- **Instructions to follow**: Exact reproduction is required for all entries.

[Dataset records]
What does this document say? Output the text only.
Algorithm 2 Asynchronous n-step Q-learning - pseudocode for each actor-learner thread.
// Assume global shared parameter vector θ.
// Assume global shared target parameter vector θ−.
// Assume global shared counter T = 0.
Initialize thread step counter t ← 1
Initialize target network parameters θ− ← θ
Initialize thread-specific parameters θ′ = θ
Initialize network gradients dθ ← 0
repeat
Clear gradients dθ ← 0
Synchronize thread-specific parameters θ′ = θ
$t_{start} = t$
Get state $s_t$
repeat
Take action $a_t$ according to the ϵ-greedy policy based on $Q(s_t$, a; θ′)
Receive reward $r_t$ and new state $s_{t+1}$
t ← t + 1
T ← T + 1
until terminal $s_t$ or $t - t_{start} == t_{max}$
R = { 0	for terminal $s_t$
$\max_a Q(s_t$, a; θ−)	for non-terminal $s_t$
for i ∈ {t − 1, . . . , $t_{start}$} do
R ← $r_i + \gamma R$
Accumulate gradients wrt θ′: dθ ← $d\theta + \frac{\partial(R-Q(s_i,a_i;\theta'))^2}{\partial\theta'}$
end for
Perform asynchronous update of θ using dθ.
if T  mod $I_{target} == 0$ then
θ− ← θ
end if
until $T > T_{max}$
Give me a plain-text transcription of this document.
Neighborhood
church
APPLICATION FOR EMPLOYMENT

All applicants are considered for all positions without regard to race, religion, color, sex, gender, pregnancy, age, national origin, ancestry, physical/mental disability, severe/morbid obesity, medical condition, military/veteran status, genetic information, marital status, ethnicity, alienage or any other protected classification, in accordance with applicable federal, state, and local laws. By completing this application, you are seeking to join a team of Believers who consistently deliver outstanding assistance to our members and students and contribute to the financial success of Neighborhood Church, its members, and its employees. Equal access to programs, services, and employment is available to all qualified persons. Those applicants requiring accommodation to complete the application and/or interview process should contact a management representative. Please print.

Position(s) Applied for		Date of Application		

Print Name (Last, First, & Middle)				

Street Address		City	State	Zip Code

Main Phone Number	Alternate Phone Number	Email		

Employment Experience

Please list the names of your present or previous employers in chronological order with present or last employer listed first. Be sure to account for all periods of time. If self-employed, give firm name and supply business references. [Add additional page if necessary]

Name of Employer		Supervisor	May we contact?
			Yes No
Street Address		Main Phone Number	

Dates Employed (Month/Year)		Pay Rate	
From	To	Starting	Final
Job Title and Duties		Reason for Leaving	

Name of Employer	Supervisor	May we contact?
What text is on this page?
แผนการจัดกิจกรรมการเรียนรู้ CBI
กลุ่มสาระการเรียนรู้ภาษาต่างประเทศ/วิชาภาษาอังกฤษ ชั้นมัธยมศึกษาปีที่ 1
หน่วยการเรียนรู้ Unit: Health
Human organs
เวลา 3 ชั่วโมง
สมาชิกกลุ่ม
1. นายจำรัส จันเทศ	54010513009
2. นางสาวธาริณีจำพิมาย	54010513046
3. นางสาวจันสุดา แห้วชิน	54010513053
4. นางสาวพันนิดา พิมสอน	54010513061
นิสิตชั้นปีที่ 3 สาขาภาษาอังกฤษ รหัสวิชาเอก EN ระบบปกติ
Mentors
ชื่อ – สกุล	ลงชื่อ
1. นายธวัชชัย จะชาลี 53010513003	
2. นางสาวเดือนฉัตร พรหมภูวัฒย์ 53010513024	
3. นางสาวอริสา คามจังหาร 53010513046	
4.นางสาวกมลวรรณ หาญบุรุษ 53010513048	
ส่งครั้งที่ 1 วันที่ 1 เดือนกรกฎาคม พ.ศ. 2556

- **Task answer**:
What does this document say? Output the text only.
Algorithm 2 Asynchronous n-step Q-learning - pseudocode for each actor-learner thread.
// Assume global shared parameter vector θ.
// Assume global shared target parameter vector θ−.
// Assume global shared counter T = 0.
Initialize thread step counter t ← 1
Initialize target network parameters θ− ← θ
Initialize thread-specific parameters θ′ = θ
Initialize network gradients dθ ← 0
repeat
Clear gradients dθ ← 0
Synchronize thread-specific parameters θ′ = θ
$t_{start} = t$
Get state $s_t$
repeat
Take action $a_t$ according to the ϵ-greedy policy based on $Q(s_t$, a; θ′)
Receive reward $r_t$ and new state $s_{t+1}$
t ← t + 1
T ← T + 1
until terminal $s_t$ or $t - t_{start} == t_{max}$
R = { 0	for terminal $s_t$
$\max_a Q(s_t$, a; θ−)	for non-terminal $s_t$
for i ∈ {t − 1, . . . , $t_{start}$} do
R ← $r_i + \gamma R$
Accumulate gradients wrt θ′: dθ ← $d\theta + \frac{\partial(R-Q(s_i,a_i;\theta'))^2}{\partial\theta'}$
end for
Perform asynchronous update of θ using dθ.
if T  mod $I_{target} == 0$ then
θ− ← θ
end if
until $T > T_{max}$
Give me a plain-text transcription of this document.
Neighborhood
church
APPLICATION FOR EMPLOYMENT

All applicants are considered for all positions without regard to race, religion, color, sex, gender, pregnancy, age, national origin, ancestry, physical/mental disability, severe/morbid obesity, medical condition, military/veteran status, genetic information, marital status, ethnicity, alienage or any other protected classification, in accordance with applicable federal, state, and local laws. By completing this application, you are seeking to join a team of Believers who consistently deliver outstanding assistance to our members and students and contribute to the financial success of Neighborhood Church, its members, and its employees. Equal access to programs, services, and employment is available to all qualified persons. Those applicants requiring accommodation to complete the application and/or interview process should contact a management representative. Please print.

Position(s) Applied for		Date of Application		

Print Name (Last, First, & Middle)				

Street Address		City	State	Zip Code

Main Phone Number	Alternate Phone Number	Email		

Employment Experience

Please list the names of your present or previous employers in chronological order with present or last employer listed first. Be sure to account for all periods of time. If self-employed, give firm name and supply business references. [Add additional page if necessary]

Name of Employer		Supervisor	May we contact?
			Yes No
Street Address		Main Phone Number	

Dates Employed (Month/Year)		Pay Rate	
From	To	Starting	Final
Job Title and Duties		Reason for Leaving	

Name of Employer	Supervisor	May we contact?
What text is on this page?
แผนการจัดกิจกรรมการเรียนรู้ CBI
กลุ่มสาระการเรียนรู้ภาษาต่างประเทศ/วิชาภาษาอังกฤษ ชั้นมัธยมศึกษาปีที่ 1
หน่วยการเรียนรู้ Unit: Health
Human organs
เวลา 3 ชั่วโมง
สมาชิกกลุ่ม
1. นายจำรัส จันเทศ	54010513009
2. นางสาวธาริณีจำพิมาย	54010513046
3. นางสาวจันสุดา แห้วชิน	54010513053
4. นางสาวพันนิดา พิมสอน	54010513061
นิสิตชั้นปีที่ 3 สาขาภาษาอังกฤษ รหัสวิชาเอก EN ระบบปกติ
Mentors
ชื่อ – สกุล	ลงชื่อ
1. นายธวัชชัย จะชาลี 53010513003	
2. นางสาวเดือนฉัตร พรหมภูวัฒย์ 53010513024	
3. นางสาวอริสา คามจังหาร 53010513046	
4.นางสาวกมลวรรณ หาญบุรุษ 53010513048	
ส่งครั้งที่ 1 วันที่ 1 เดือนกรกฎาคม พ.ศ. 2556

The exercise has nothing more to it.